__What you have to do__
Give back the full listing, character for character, with no pictures.

__Records shown__
^^^^
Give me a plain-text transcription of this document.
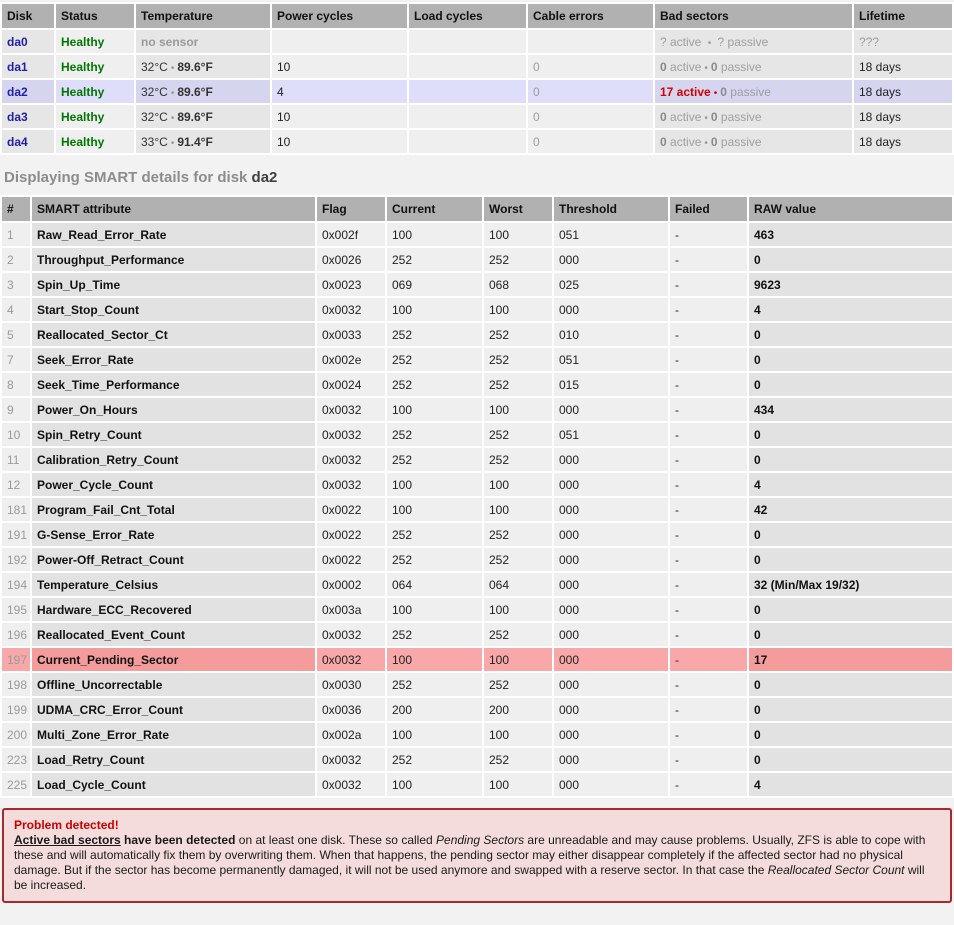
Disk	Status	Temperature	Power cycles	Load cycles	Cable errors	Bad sectors	Lifetime
da0	Healthy	no sensor				? active • ? passive	???
da1	Healthy	32°C • 89.6°F	10		0	0 active • 0 passive	18 days
da2	Healthy	32°C • 89.6°F	4		0	17 active • 0 passive	18 days
da3	Healthy	32°C • 89.6°F	10		0	0 active • 0 passive	18 days
da4	Healthy	33°C • 91.4°F	10		0	0 active • 0 passive	18 days
Displaying SMART details for disk da2
#	SMART attribute	Flag	Current	Worst	Threshold	Failed	RAW value
1	Raw_Read_Error_Rate	0x002f	100	100	051	-	463
2	Throughput_Performance	0x0026	252	252	000	-	0
3	Spin_Up_Time	0x0023	069	068	025	-	9623
4	Start_Stop_Count	0x0032	100	100	000	-	4
5	Reallocated_Sector_Ct	0x0033	252	252	010	-	0
7	Seek_Error_Rate	0x002e	252	252	051	-	0
8	Seek_Time_Performance	0x0024	252	252	015	-	0
9	Power_On_Hours	0x0032	100	100	000	-	434
10	Spin_Retry_Count	0x0032	252	252	051	-	0
11	Calibration_Retry_Count	0x0032	252	252	000	-	0
12	Power_Cycle_Count	0x0032	100	100	000	-	4
181	Program_Fail_Cnt_Total	0x0022	100	100	000	-	42
191	G-Sense_Error_Rate	0x0022	252	252	000	-	0
192	Power-Off_Retract_Count	0x0022	252	252	000	-	0
194	Temperature_Celsius	0x0002	064	064	000	-	32 (Min/Max 19/32)
195	Hardware_ECC_Recovered	0x003a	100	100	000	-	0
196	Reallocated_Event_Count	0x0032	252	252	000	-	0
197	Current_Pending_Sector	0x0032	100	100	000	-	17
198	Offline_Uncorrectable	0x0030	252	252	000	-	0
199	UDMA_CRC_Error_Count	0x0036	200	200	000	-	0
200	Multi_Zone_Error_Rate	0x002a	100	100	000	-	0
223	Load_Retry_Count	0x0032	252	252	000	-	0
225	Load_Cycle_Count	0x0032	100	100	000	-	4
Problem detected!
Active bad sectors have been detected on at least one disk. These so called Pending Sectors are unreadable and may cause problems. Usually, ZFS is able to cope with these and will automatically fix them by overwriting them. When that happens, the pending sector may either disappear completely if the affected sector had no physical damage. But if the sector has become permanently damaged, it will not be used anymore and swapped with a reserve sector. In that case the Reallocated Sector Count will be increased.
^^^^
__Answer to this problem__
Give me a plain-text transcription of this document.
Disk	Status	Temperature	Power cycles	Load cycles	Cable errors	Bad sectors	Lifetime
da0	Healthy	no sensor				? active • ? passive	???
da1	Healthy	32°C • 89.6°F	10		0	0 active • 0 passive	18 days
da2	Healthy	32°C • 89.6°F	4		0	17 active • 0 passive	18 days
da3	Healthy	32°C • 89.6°F	10		0	0 active • 0 passive	18 days
da4	Healthy	33°C • 91.4°F	10		0	0 active • 0 passive	18 days
Displaying SMART details for disk da2
#	SMART attribute	Flag	Current	Worst	Threshold	Failed	RAW value
1	Raw_Read_Error_Rate	0x002f	100	100	051	-	463
2	Throughput_Performance	0x0026	252	252	000	-	0
3	Spin_Up_Time	0x0023	069	068	025	-	9623
4	Start_Stop_Count	0x0032	100	100	000	-	4
5	Reallocated_Sector_Ct	0x0033	252	252	010	-	0
7	Seek_Error_Rate	0x002e	252	252	051	-	0
8	Seek_Time_Performance	0x0024	252	252	015	-	0
9	Power_On_Hours	0x0032	100	100	000	-	434
10	Spin_Retry_Count	0x0032	252	252	051	-	0
11	Calibration_Retry_Count	0x0032	252	252	000	-	0
12	Power_Cycle_Count	0x0032	100	100	000	-	4
181	Program_Fail_Cnt_Total	0x0022	100	100	000	-	42
191	G-Sense_Error_Rate	0x0022	252	252	000	-	0
192	Power-Off_Retract_Count	0x0022	252	252	000	-	0
194	Temperature_Celsius	0x0002	064	064	000	-	32 (Min/Max 19/32)
195	Hardware_ECC_Recovered	0x003a	100	100	000	-	0
196	Reallocated_Event_Count	0x0032	252	252	000	-	0
197	Current_Pending_Sector	0x0032	100	100	000	-	17
198	Offline_Uncorrectable	0x0030	252	252	000	-	0
199	UDMA_CRC_Error_Count	0x0036	200	200	000	-	0
200	Multi_Zone_Error_Rate	0x002a	100	100	000	-	0
223	Load_Retry_Count	0x0032	252	252	000	-	0
225	Load_Cycle_Count	0x0032	100	100	000	-	4
Problem detected!
Active bad sectors have been detected on at least one disk. These so called Pending Sectors are unreadable and may cause problems. Usually, ZFS is able to cope with these and will automatically fix them by overwriting them. When that happens, the pending sector may either disappear completely if the affected sector had no physical damage. But if the sector has become permanently damaged, it will not be used anymore and swapped with a reserve sector. In that case the Reallocated Sector Count will be increased.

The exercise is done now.